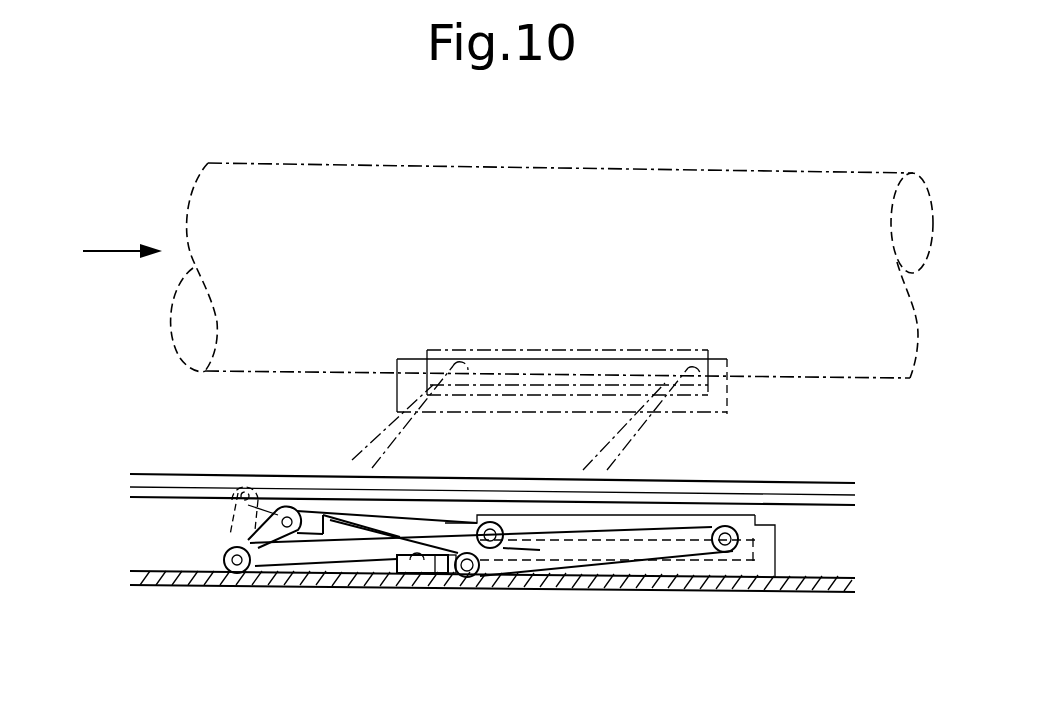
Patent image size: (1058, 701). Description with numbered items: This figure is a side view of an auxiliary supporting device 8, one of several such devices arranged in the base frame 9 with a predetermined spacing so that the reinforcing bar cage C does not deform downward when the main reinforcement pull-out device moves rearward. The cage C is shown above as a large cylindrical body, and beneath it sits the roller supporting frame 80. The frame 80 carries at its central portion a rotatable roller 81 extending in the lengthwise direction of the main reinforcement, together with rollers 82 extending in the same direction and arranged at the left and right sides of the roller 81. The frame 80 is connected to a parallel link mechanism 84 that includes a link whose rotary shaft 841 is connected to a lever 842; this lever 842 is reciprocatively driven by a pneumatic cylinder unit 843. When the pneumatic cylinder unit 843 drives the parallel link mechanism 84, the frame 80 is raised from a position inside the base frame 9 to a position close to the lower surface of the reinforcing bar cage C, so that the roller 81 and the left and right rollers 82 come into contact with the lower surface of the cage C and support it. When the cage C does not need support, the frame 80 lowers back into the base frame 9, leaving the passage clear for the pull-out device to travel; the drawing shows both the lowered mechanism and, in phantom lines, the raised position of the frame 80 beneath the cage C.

The reinforcing bar cage C is at (690, 170).
The auxiliary supporting device 8 is at (733, 403).
The roller supporting frame 80 is at (773, 570).
The rotatable roller 81 is at (707, 393).
The rollers 82 is at (637, 352).
The parallel link mechanism 84 is at (373, 437).
The rotary shaft 841 is at (236, 575).
The lever 842 is at (246, 538).
The pneumatic cylinder unit 843 is at (394, 562).
The base frame 9 is at (749, 594).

○ ○ ○ ○ ○ ○ ○

DIRECTIVE: Retype the text of the entries above word for word, and leave the pictures out of your answer.

RESPONSE FOR THIS EXERCISE:
Patent image size: (1058, 701). Description with numbered items: This figure is a side view of an auxiliary supporting device 8, one of several such devices arranged in the base frame 9 with a predetermined spacing so that the reinforcing bar cage C does not deform downward when the main reinforcement pull-out device moves rearward. The cage C is shown above as a large cylindrical body, and beneath it sits the roller supporting frame 80. The frame 80 carries at its central portion a rotatable roller 81 extending in the lengthwise direction of the main reinforcement, together with rollers 82 extending in the same direction and arranged at the left and right sides of the roller 81. The frame 80 is connected to a parallel link mechanism 84 that includes a link whose rotary shaft 841 is connected to a lever 842; this lever 842 is reciprocatively driven by a pneumatic cylinder unit 843. When the pneumatic cylinder unit 843 drives the parallel link mechanism 84, the frame 80 is raised from a position inside the base frame 9 to a position close to the lower surface of the reinforcing bar cage C, so that the roller 81 and the left and right rollers 82 come into contact with the lower surface of the cage C and support it. When the cage C does not need support, the frame 80 lowers back into the base frame 9, leaving the passage clear for the pull-out device to travel; the drawing shows both the lowered mechanism and, in phantom lines, the raised position of the frame 80 beneath the cage C.

The reinforcing bar cage C is at (690, 170).
The auxiliary supporting device 8 is at (733, 403).
The roller supporting frame 80 is at (773, 570).
The rotatable roller 81 is at (707, 393).
The rollers 82 is at (637, 352).
The parallel link mechanism 84 is at (373, 437).
The rotary shaft 841 is at (236, 575).
The lever 842 is at (246, 538).
The pneumatic cylinder unit 843 is at (394, 562).
The base frame 9 is at (749, 594).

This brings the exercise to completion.